— START Provided data —

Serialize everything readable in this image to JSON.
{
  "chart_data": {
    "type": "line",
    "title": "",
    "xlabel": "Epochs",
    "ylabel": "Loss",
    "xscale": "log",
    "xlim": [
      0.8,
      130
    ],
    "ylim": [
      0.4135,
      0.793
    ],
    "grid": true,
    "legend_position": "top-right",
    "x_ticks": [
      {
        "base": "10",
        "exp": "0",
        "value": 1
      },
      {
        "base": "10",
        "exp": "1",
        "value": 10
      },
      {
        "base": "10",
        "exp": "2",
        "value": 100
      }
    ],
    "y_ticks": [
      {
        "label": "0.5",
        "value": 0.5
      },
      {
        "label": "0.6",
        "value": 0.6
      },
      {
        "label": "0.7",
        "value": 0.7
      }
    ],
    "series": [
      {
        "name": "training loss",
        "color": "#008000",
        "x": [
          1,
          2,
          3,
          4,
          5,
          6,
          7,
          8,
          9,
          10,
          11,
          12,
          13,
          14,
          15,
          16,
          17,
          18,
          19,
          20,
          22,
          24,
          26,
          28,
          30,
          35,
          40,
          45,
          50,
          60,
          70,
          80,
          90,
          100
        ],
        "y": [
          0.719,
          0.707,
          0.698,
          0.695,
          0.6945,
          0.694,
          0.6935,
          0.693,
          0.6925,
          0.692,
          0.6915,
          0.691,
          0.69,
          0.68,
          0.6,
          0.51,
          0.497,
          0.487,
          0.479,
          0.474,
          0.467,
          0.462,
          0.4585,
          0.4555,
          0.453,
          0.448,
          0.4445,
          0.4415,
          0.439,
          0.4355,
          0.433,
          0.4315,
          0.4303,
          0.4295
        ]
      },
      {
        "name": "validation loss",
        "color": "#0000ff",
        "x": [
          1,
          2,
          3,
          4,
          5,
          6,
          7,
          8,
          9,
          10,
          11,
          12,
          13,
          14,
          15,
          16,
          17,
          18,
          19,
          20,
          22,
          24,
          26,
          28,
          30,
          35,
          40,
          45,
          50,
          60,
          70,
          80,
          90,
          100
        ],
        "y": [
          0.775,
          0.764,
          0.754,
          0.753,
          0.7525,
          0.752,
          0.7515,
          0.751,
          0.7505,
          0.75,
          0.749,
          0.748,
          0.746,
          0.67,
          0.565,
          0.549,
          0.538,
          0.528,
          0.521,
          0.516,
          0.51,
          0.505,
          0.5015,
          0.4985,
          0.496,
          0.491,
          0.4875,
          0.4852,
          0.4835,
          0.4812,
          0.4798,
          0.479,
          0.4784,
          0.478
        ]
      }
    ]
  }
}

— END Provided data —

Pull every line containing "name" out of the records.

        "name": "training loss",
        "name": "validation loss",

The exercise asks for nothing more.